* Dataset rows about figures:
-- Begin --

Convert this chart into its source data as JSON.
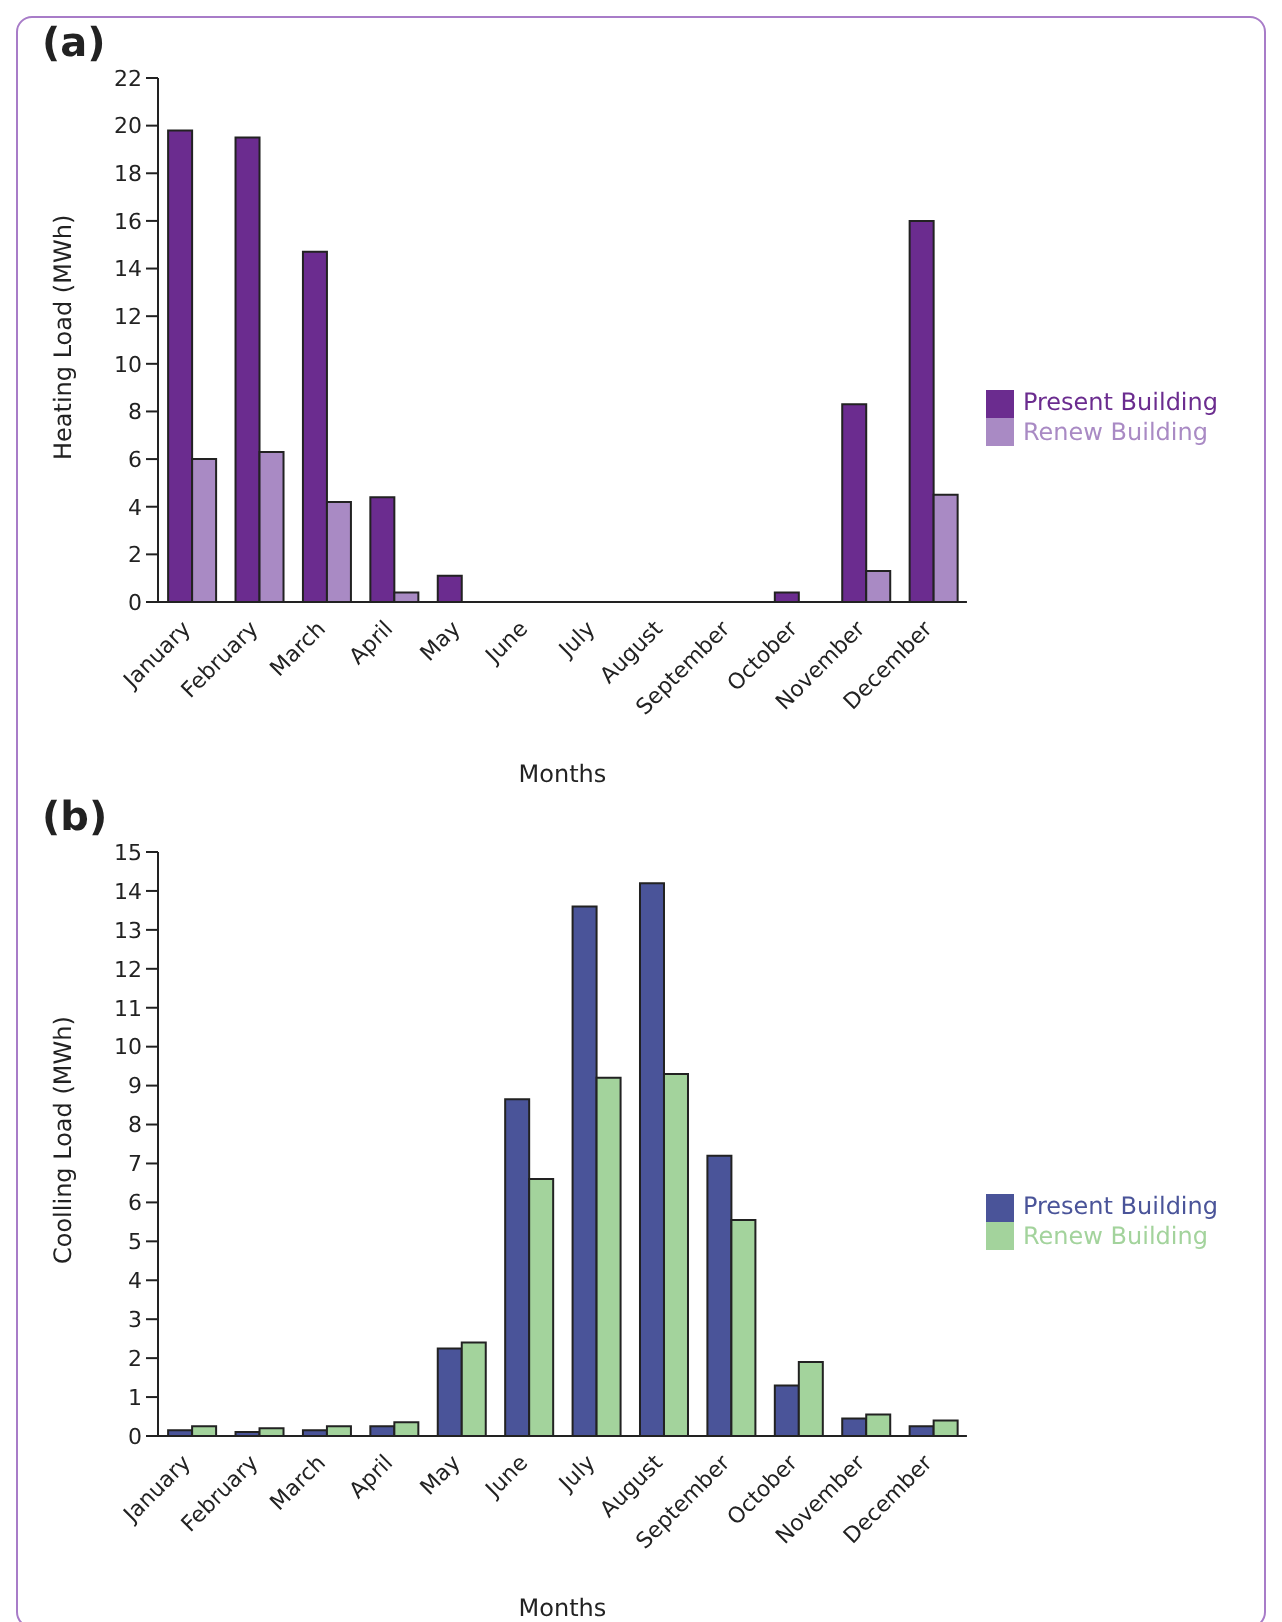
{
  "chart_data": [
    {
      "type": "bar",
      "title": "(a)",
      "xlabel": "Months",
      "ylabel": "Heating Load (MWh)",
      "categories": [
        "January",
        "February",
        "March",
        "April",
        "May",
        "June",
        "July",
        "August",
        "September",
        "October",
        "November",
        "December"
      ],
      "series": [
        {
          "name": "Present Building",
          "color": "#6b2c8f",
          "values": [
            19.8,
            19.5,
            14.7,
            4.4,
            1.1,
            0,
            0,
            0,
            0,
            0.4,
            8.3,
            16.0
          ]
        },
        {
          "name": "Renew Building",
          "color": "#a98ac4",
          "values": [
            6.0,
            6.3,
            4.2,
            0.4,
            0,
            0,
            0,
            0,
            0,
            0,
            1.3,
            4.5
          ]
        }
      ],
      "ylim": [
        0,
        22
      ],
      "yticks": [
        0,
        2,
        4,
        6,
        8,
        10,
        12,
        14,
        16,
        18,
        20,
        22
      ],
      "legend": "right"
    },
    {
      "type": "bar",
      "title": "(b)",
      "xlabel": "Months",
      "ylabel": "Coolling Load (MWh)",
      "categories": [
        "January",
        "February",
        "March",
        "April",
        "May",
        "June",
        "July",
        "August",
        "September",
        "October",
        "November",
        "December"
      ],
      "series": [
        {
          "name": "Present Building",
          "color": "#4a5499",
          "values": [
            0.15,
            0.1,
            0.15,
            0.25,
            2.25,
            8.65,
            13.6,
            14.2,
            7.2,
            1.3,
            0.45,
            0.25
          ]
        },
        {
          "name": "Renew Building",
          "color": "#a3d39c",
          "values": [
            0.25,
            0.2,
            0.25,
            0.35,
            2.4,
            6.6,
            9.2,
            9.3,
            5.55,
            1.9,
            0.55,
            0.4
          ]
        }
      ],
      "ylim": [
        0,
        15
      ],
      "yticks": [
        0,
        1,
        2,
        3,
        4,
        5,
        6,
        7,
        8,
        9,
        10,
        11,
        12,
        13,
        14,
        15
      ],
      "legend": "right"
    }
  ]
}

-- End --

Copy the records exactly. Skip the pictures.

Convert this chart into its source data as JSON.
{
  "chart_data": [
    {
      "type": "bar",
      "title": "(a)",
      "xlabel": "Months",
      "ylabel": "Heating Load (MWh)",
      "categories": [
        "January",
        "February",
        "March",
        "April",
        "May",
        "June",
        "July",
        "August",
        "September",
        "October",
        "November",
        "December"
      ],
      "series": [
        {
          "name": "Present Building",
          "color": "#6b2c8f",
          "values": [
            19.8,
            19.5,
            14.7,
            4.4,
            1.1,
            0,
            0,
            0,
            0,
            0.4,
            8.3,
            16.0
          ]
        },
        {
          "name": "Renew Building",
          "color": "#a98ac4",
          "values": [
            6.0,
            6.3,
            4.2,
            0.4,
            0,
            0,
            0,
            0,
            0,
            0,
            1.3,
            4.5
          ]
        }
      ],
      "ylim": [
        0,
        22
      ],
      "yticks": [
        0,
        2,
        4,
        6,
        8,
        10,
        12,
        14,
        16,
        18,
        20,
        22
      ],
      "legend": "right"
    },
    {
      "type": "bar",
      "title": "(b)",
      "xlabel": "Months",
      "ylabel": "Coolling Load (MWh)",
      "categories": [
        "January",
        "February",
        "March",
        "April",
        "May",
        "June",
        "July",
        "August",
        "September",
        "October",
        "November",
        "December"
      ],
      "series": [
        {
          "name": "Present Building",
          "color": "#4a5499",
          "values": [
            0.15,
            0.1,
            0.15,
            0.25,
            2.25,
            8.65,
            13.6,
            14.2,
            7.2,
            1.3,
            0.45,
            0.25
          ]
        },
        {
          "name": "Renew Building",
          "color": "#a3d39c",
          "values": [
            0.25,
            0.2,
            0.25,
            0.35,
            2.4,
            6.6,
            9.2,
            9.3,
            5.55,
            1.9,
            0.55,
            0.4
          ]
        }
      ],
      "ylim": [
        0,
        15
      ],
      "yticks": [
        0,
        1,
        2,
        3,
        4,
        5,
        6,
        7,
        8,
        9,
        10,
        11,
        12,
        13,
        14,
        15
      ],
      "legend": "right"
    }
  ]
}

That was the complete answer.